**Assigned task:** Run through the data and copy out every line that mentions the word "made".

**Records for this task:**
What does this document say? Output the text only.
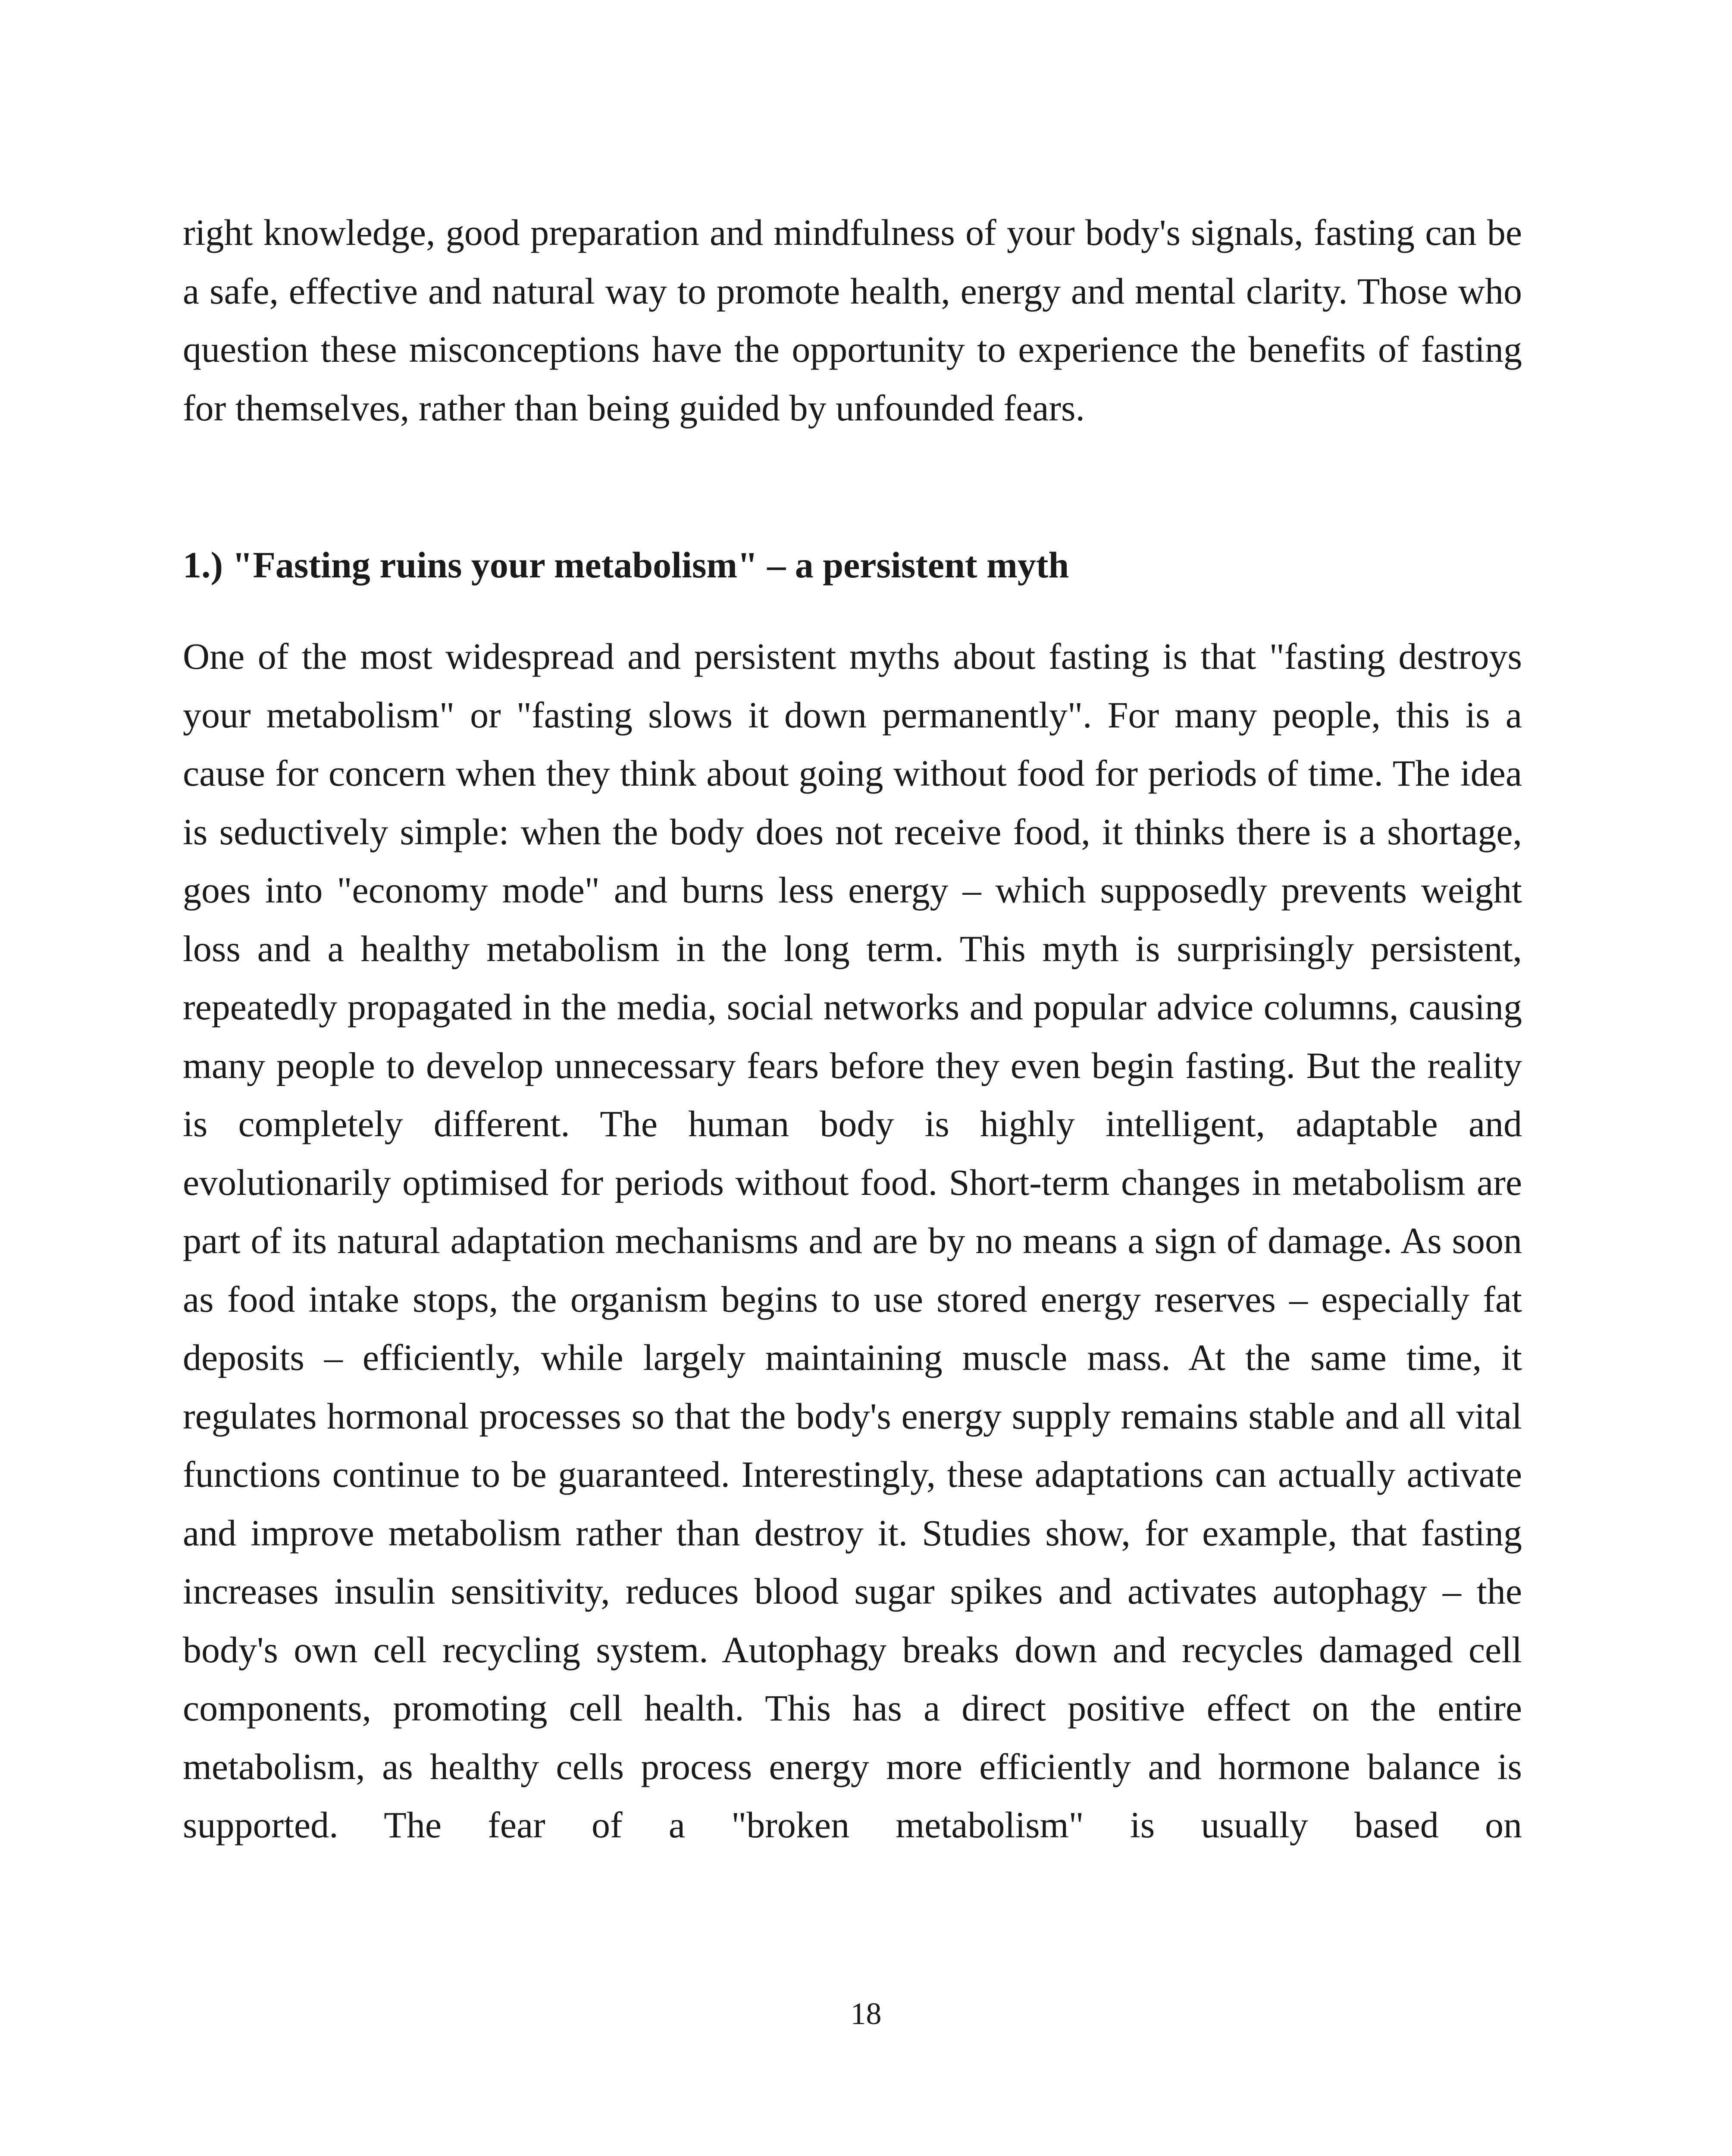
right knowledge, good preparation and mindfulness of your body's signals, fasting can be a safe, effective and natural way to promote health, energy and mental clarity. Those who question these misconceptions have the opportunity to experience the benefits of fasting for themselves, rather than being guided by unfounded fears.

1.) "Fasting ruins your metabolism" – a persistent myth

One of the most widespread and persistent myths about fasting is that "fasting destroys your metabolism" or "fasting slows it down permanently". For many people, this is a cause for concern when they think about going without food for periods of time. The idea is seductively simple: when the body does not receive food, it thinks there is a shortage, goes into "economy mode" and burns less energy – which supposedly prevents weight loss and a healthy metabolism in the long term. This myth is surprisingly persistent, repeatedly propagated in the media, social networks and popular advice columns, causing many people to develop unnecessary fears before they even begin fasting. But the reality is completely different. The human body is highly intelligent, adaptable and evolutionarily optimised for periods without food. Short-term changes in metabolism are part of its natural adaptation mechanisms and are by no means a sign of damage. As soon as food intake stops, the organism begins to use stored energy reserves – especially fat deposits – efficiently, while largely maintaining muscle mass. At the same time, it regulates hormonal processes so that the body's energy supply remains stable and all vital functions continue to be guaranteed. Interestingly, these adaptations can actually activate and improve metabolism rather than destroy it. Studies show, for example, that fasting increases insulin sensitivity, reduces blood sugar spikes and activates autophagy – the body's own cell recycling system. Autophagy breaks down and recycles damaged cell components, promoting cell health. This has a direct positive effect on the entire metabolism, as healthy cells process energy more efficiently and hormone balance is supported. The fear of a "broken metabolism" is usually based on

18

* * *

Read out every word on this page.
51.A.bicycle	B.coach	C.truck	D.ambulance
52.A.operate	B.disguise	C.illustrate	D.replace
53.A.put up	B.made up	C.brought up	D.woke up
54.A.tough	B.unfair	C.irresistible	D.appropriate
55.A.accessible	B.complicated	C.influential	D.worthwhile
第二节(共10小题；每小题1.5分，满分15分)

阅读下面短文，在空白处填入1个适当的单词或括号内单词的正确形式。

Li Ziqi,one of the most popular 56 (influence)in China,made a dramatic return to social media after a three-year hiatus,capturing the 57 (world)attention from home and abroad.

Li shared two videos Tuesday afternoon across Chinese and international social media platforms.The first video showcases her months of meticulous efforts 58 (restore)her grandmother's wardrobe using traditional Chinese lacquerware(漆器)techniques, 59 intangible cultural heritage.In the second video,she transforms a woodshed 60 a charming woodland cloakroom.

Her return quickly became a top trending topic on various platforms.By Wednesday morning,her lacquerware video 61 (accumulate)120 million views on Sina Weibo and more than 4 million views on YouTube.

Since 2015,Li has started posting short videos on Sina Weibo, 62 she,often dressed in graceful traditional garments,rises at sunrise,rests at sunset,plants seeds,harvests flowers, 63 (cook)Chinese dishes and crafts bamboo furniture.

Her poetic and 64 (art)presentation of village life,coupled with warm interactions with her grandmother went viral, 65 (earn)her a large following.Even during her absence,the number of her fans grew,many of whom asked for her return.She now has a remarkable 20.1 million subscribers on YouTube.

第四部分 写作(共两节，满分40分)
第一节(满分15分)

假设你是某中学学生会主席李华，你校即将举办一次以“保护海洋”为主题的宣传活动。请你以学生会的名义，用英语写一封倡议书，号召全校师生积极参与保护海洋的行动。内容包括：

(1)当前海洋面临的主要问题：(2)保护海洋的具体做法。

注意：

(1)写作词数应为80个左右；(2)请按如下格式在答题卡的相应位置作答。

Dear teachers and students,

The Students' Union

**Solution below:**
53.A.put up	B.made up	C.brought up	D.woke up
Li Ziqi,one of the most popular 56 (influence)in China,made a dramatic return to social media after a three-year hiatus,capturing the 57 (world)attention from home and abroad.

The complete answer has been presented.